§ PROBLEM DETAILS: Give every entry again, word for word.

----- PROVIDED DATA

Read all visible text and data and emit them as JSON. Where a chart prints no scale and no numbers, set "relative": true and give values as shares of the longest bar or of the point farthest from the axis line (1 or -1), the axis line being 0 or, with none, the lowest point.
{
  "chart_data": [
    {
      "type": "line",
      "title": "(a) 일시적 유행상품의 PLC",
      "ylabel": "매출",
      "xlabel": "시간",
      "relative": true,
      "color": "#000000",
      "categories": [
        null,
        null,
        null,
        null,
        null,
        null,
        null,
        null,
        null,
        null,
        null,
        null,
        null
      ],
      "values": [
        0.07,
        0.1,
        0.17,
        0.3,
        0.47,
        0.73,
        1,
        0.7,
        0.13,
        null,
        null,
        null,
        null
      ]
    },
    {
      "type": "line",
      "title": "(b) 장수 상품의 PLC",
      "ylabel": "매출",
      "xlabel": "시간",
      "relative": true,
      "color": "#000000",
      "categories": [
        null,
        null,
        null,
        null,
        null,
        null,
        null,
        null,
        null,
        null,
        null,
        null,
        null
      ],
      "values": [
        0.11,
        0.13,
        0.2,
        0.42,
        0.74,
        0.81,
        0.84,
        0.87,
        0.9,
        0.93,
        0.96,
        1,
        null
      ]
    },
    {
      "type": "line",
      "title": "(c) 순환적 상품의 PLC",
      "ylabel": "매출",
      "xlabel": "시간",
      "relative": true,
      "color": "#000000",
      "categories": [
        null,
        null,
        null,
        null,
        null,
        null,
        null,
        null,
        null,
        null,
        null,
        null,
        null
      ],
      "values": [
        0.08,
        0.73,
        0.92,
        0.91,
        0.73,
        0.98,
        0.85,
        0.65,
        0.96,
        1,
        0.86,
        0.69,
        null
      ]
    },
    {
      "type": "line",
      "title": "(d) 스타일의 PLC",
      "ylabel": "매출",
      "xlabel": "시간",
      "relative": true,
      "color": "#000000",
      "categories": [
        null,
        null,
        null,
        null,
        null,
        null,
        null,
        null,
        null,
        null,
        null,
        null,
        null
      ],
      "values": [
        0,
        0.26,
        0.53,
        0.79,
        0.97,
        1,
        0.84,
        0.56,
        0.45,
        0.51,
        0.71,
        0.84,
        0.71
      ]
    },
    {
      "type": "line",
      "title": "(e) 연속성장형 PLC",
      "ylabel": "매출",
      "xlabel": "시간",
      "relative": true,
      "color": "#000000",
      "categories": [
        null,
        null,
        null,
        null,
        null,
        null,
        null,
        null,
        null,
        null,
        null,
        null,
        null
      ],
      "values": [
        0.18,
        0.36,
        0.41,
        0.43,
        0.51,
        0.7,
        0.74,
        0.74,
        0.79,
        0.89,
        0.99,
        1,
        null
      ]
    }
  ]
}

----------

§ COMPLETE RESPONSE:
Read all visible text and data and emit them as JSON. Where a chart prints no scale and no numbers, set "relative": true and give values as shares of the longest bar or of the point farthest from the axis line (1 or -1), the axis line being 0 or, with none, the lowest point.
{
  "chart_data": [
    {
      "type": "line",
      "title": "(a) 일시적 유행상품의 PLC",
      "ylabel": "매출",
      "xlabel": "시간",
      "relative": true,
      "color": "#000000",
      "categories": [
        null,
        null,
        null,
        null,
        null,
        null,
        null,
        null,
        null,
        null,
        null,
        null,
        null
      ],
      "values": [
        0.07,
        0.1,
        0.17,
        0.3,
        0.47,
        0.73,
        1,
        0.7,
        0.13,
        null,
        null,
        null,
        null
      ]
    },
    {
      "type": "line",
      "title": "(b) 장수 상품의 PLC",
      "ylabel": "매출",
      "xlabel": "시간",
      "relative": true,
      "color": "#000000",
      "categories": [
        null,
        null,
        null,
        null,
        null,
        null,
        null,
        null,
        null,
        null,
        null,
        null,
        null
      ],
      "values": [
        0.11,
        0.13,
        0.2,
        0.42,
        0.74,
        0.81,
        0.84,
        0.87,
        0.9,
        0.93,
        0.96,
        1,
        null
      ]
    },
    {
      "type": "line",
      "title": "(c) 순환적 상품의 PLC",
      "ylabel": "매출",
      "xlabel": "시간",
      "relative": true,
      "color": "#000000",
      "categories": [
        null,
        null,
        null,
        null,
        null,
        null,
        null,
        null,
        null,
        null,
        null,
        null,
        null
      ],
      "values": [
        0.08,
        0.73,
        0.92,
        0.91,
        0.73,
        0.98,
        0.85,
        0.65,
        0.96,
        1,
        0.86,
        0.69,
        null
      ]
    },
    {
      "type": "line",
      "title": "(d) 스타일의 PLC",
      "ylabel": "매출",
      "xlabel": "시간",
      "relative": true,
      "color": "#000000",
      "categories": [
        null,
        null,
        null,
        null,
        null,
        null,
        null,
        null,
        null,
        null,
        null,
        null,
        null
      ],
      "values": [
        0,
        0.26,
        0.53,
        0.79,
        0.97,
        1,
        0.84,
        0.56,
        0.45,
        0.51,
        0.71,
        0.84,
        0.71
      ]
    },
    {
      "type": "line",
      "title": "(e) 연속성장형 PLC",
      "ylabel": "매출",
      "xlabel": "시간",
      "relative": true,
      "color": "#000000",
      "categories": [
        null,
        null,
        null,
        null,
        null,
        null,
        null,
        null,
        null,
        null,
        null,
        null,
        null
      ],
      "values": [
        0.18,
        0.36,
        0.41,
        0.43,
        0.51,
        0.7,
        0.74,
        0.74,
        0.79,
        0.89,
        0.99,
        1,
        null
      ]
    }
  ]
}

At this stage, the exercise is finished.